* Written exercise:
Every record must be repeated exactly; omit any pictures they contain.

* Data entries:
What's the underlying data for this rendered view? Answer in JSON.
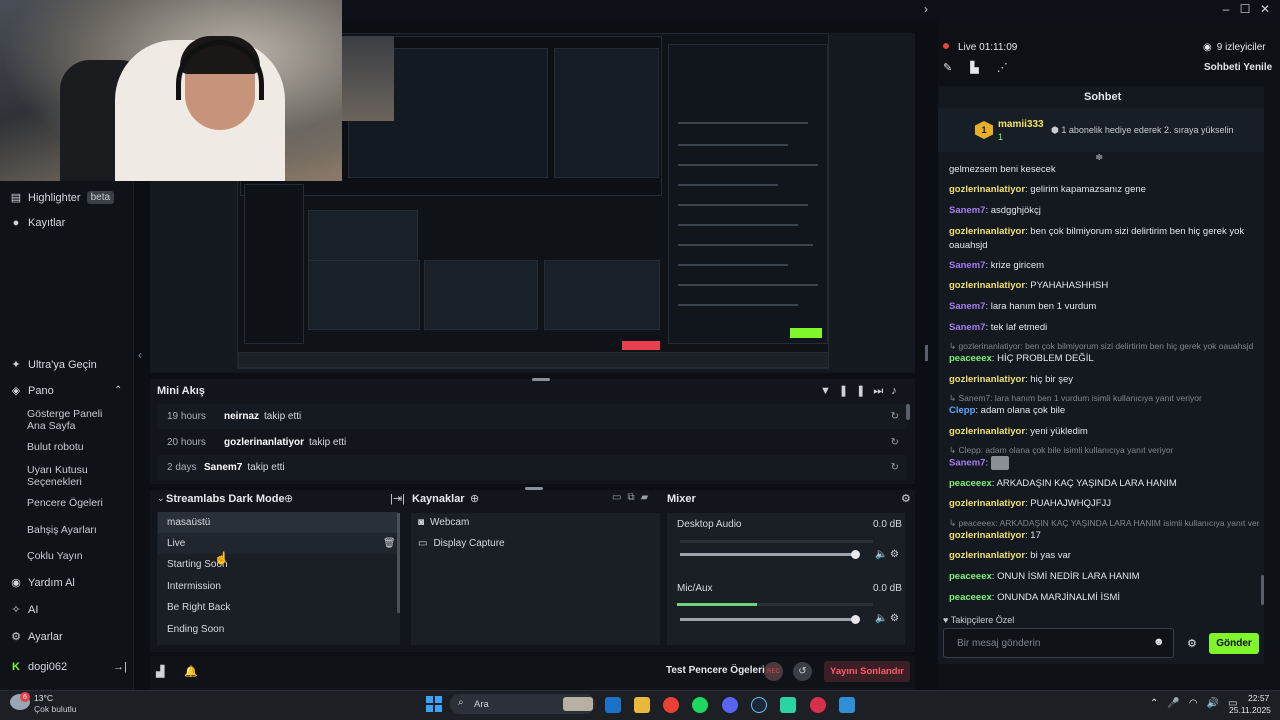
{
  "sidebar": {
    "highlighter": "Highlighter",
    "beta": "beta",
    "recordings": "Kayıtlar",
    "ultra": "Ultra'ya Geçin",
    "dashboard": "Pano",
    "sub_items": [
      "Gösterge Paneli Ana Sayfa",
      "Bulut robotu",
      "Uyarı Kutusu Seçenekleri",
      "Pencere Ögeleri",
      "Bahşiş Ayarları",
      "Çoklu Yayın"
    ],
    "help": "Yardım Al",
    "ai": "AI",
    "settings": "Ayarlar",
    "user": "dogi062"
  },
  "minifeed": {
    "title": "Mini Akış",
    "rows": [
      {
        "time": "19 hours",
        "user": "neirnaz",
        "action": "takip etti"
      },
      {
        "time": "20 hours",
        "user": "gozlerinanlatiyor",
        "action": "takip etti"
      },
      {
        "time": "2 days",
        "user": "Sanem7",
        "action": "takip etti"
      }
    ]
  },
  "scenes": {
    "title": "Streamlabs Dark Mode",
    "items": [
      "masaüstü",
      "Live",
      "Starting Soon",
      "Intermission",
      "Be Right Back",
      "Ending Soon"
    ]
  },
  "sources": {
    "title": "Kaynaklar",
    "items": [
      "Webcam",
      "Display Capture"
    ]
  },
  "mixer": {
    "title": "Mixer",
    "channels": [
      {
        "name": "Desktop Audio",
        "db": "0.0 dB"
      },
      {
        "name": "Mic/Aux",
        "db": "0.0 dB"
      }
    ]
  },
  "footer": {
    "test_widgets": "Test Pencere Ögeleri",
    "rec": "REC",
    "end_stream": "Yayını Sonlandır"
  },
  "chat": {
    "live": "Live",
    "timer": "01:11:09",
    "viewers": "9 izleyiciler",
    "refresh": "Sohbeti Yenile",
    "title": "Sohbet",
    "top_user": "mamii333",
    "top_rank": "1",
    "top_sub": "1",
    "top_msg": "1 abonelik hediye ederek 2. sıraya yükselin",
    "followers_only": "Takipçilere Özel",
    "placeholder": "Bir mesaj gönderin",
    "send": "Gönder",
    "messages": [
      {
        "user": "",
        "text": "gelmezsem beni kesecek"
      },
      {
        "user": "gozlerinanlatiyor",
        "text": "gelirim kapamazsanız gene"
      },
      {
        "user": "Sanem7",
        "text": "asdgghjökçj"
      },
      {
        "user": "gozlerinanlatiyor",
        "text": "ben çok bilmiyorum sizi delirtirim ben hiç gerek yok oauahsjd"
      },
      {
        "user": "Sanem7",
        "text": "krize giricem"
      },
      {
        "user": "gozlerinanlatiyor",
        "text": "PYAHAHASHHSH"
      },
      {
        "user": "Sanem7",
        "text": "lara hanım ben 1 vurdum"
      },
      {
        "user": "Sanem7",
        "text": "tek laf etmedi"
      },
      {
        "reply": "gozlerinanlatiyor: ben çok bilmiyorum sizi delirtirim ben hiç gerek yok oauahsjd"
      },
      {
        "user": "peaceeex",
        "text": "HİÇ PROBLEM DEĞİL"
      },
      {
        "user": "gozlerinanlatiyor",
        "text": "hiç bir şey"
      },
      {
        "reply": "Sanem7: lara hanım ben 1 vurdum isimli kullanıcıya yanıt veriyor"
      },
      {
        "user": "Clepp",
        "text": "adam olana çok bile"
      },
      {
        "user": "gozlerinanlatiyor",
        "text": "yeni yükledim"
      },
      {
        "reply": "Clepp: adam olana çok bile isimli kullanıcıya yanıt veriyor"
      },
      {
        "user": "Sanem7",
        "text": ""
      },
      {
        "user": "peaceeex",
        "text": "ARKADAŞIN KAÇ YAŞINDA LARA HANIM"
      },
      {
        "user": "gozlerinanlatiyor",
        "text": "PUAHAJWHQJFJJ"
      },
      {
        "reply": "peaceeex: ARKADAŞIN KAÇ YAŞINDA LARA HANIM isimli kullanıcıya yanıt veriyor"
      },
      {
        "user": "gozlerinanlatiyor",
        "text": "17"
      },
      {
        "user": "gozlerinanlatiyor",
        "text": "bi yas var"
      },
      {
        "user": "peaceeex",
        "text": "ONUN İSMİ NEDİR LARA HANIM"
      },
      {
        "user": "peaceeex",
        "text": "ONUNDA MARJİNALMİ İSMİ"
      }
    ]
  },
  "taskbar": {
    "weather_temp": "13°C",
    "weather_desc": "Çok bulutlu",
    "weather_badge": "6",
    "search": "Ara",
    "time": "22:57",
    "date": "25.11.2025"
  },
  "colors": {
    "accent_green": "#80f52b",
    "end_red": "#e8404f",
    "live_red": "#e84343"
  }
}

* Answer to this exercise:
What's the underlying data for this rendered view? Answer in JSON.
{
  "sidebar": {
    "highlighter": "Highlighter",
    "beta": "beta",
    "recordings": "Kayıtlar",
    "ultra": "Ultra'ya Geçin",
    "dashboard": "Pano",
    "sub_items": [
      "Gösterge Paneli Ana Sayfa",
      "Bulut robotu",
      "Uyarı Kutusu Seçenekleri",
      "Pencere Ögeleri",
      "Bahşiş Ayarları",
      "Çoklu Yayın"
    ],
    "help": "Yardım Al",
    "ai": "AI",
    "settings": "Ayarlar",
    "user": "dogi062"
  },
  "minifeed": {
    "title": "Mini Akış",
    "rows": [
      {
        "time": "19 hours",
        "user": "neirnaz",
        "action": "takip etti"
      },
      {
        "time": "20 hours",
        "user": "gozlerinanlatiyor",
        "action": "takip etti"
      },
      {
        "time": "2 days",
        "user": "Sanem7",
        "action": "takip etti"
      }
    ]
  },
  "scenes": {
    "title": "Streamlabs Dark Mode",
    "items": [
      "masaüstü",
      "Live",
      "Starting Soon",
      "Intermission",
      "Be Right Back",
      "Ending Soon"
    ]
  },
  "sources": {
    "title": "Kaynaklar",
    "items": [
      "Webcam",
      "Display Capture"
    ]
  },
  "mixer": {
    "title": "Mixer",
    "channels": [
      {
        "name": "Desktop Audio",
        "db": "0.0 dB"
      },
      {
        "name": "Mic/Aux",
        "db": "0.0 dB"
      }
    ]
  },
  "footer": {
    "test_widgets": "Test Pencere Ögeleri",
    "rec": "REC",
    "end_stream": "Yayını Sonlandır"
  },
  "chat": {
    "live": "Live",
    "timer": "01:11:09",
    "viewers": "9 izleyiciler",
    "refresh": "Sohbeti Yenile",
    "title": "Sohbet",
    "top_user": "mamii333",
    "top_rank": "1",
    "top_sub": "1",
    "top_msg": "1 abonelik hediye ederek 2. sıraya yükselin",
    "followers_only": "Takipçilere Özel",
    "placeholder": "Bir mesaj gönderin",
    "send": "Gönder",
    "messages": [
      {
        "user": "",
        "text": "gelmezsem beni kesecek"
      },
      {
        "user": "gozlerinanlatiyor",
        "text": "gelirim kapamazsanız gene"
      },
      {
        "user": "Sanem7",
        "text": "asdgghjökçj"
      },
      {
        "user": "gozlerinanlatiyor",
        "text": "ben çok bilmiyorum sizi delirtirim ben hiç gerek yok oauahsjd"
      },
      {
        "user": "Sanem7",
        "text": "krize giricem"
      },
      {
        "user": "gozlerinanlatiyor",
        "text": "PYAHAHASHHSH"
      },
      {
        "user": "Sanem7",
        "text": "lara hanım ben 1 vurdum"
      },
      {
        "user": "Sanem7",
        "text": "tek laf etmedi"
      },
      {
        "reply": "gozlerinanlatiyor: ben çok bilmiyorum sizi delirtirim ben hiç gerek yok oauahsjd"
      },
      {
        "user": "peaceeex",
        "text": "HİÇ PROBLEM DEĞİL"
      },
      {
        "user": "gozlerinanlatiyor",
        "text": "hiç bir şey"
      },
      {
        "reply": "Sanem7: lara hanım ben 1 vurdum isimli kullanıcıya yanıt veriyor"
      },
      {
        "user": "Clepp",
        "text": "adam olana çok bile"
      },
      {
        "user": "gozlerinanlatiyor",
        "text": "yeni yükledim"
      },
      {
        "reply": "Clepp: adam olana çok bile isimli kullanıcıya yanıt veriyor"
      },
      {
        "user": "Sanem7",
        "text": ""
      },
      {
        "user": "peaceeex",
        "text": "ARKADAŞIN KAÇ YAŞINDA LARA HANIM"
      },
      {
        "user": "gozlerinanlatiyor",
        "text": "PUAHAJWHQJFJJ"
      },
      {
        "reply": "peaceeex: ARKADAŞIN KAÇ YAŞINDA LARA HANIM isimli kullanıcıya yanıt veriyor"
      },
      {
        "user": "gozlerinanlatiyor",
        "text": "17"
      },
      {
        "user": "gozlerinanlatiyor",
        "text": "bi yas var"
      },
      {
        "user": "peaceeex",
        "text": "ONUN İSMİ NEDİR LARA HANIM"
      },
      {
        "user": "peaceeex",
        "text": "ONUNDA MARJİNALMİ İSMİ"
      }
    ]
  },
  "taskbar": {
    "weather_temp": "13°C",
    "weather_desc": "Çok bulutlu",
    "weather_badge": "6",
    "search": "Ara",
    "time": "22:57",
    "date": "25.11.2025"
  },
  "colors": {
    "accent_green": "#80f52b",
    "end_red": "#e8404f",
    "live_red": "#e84343"
  }
}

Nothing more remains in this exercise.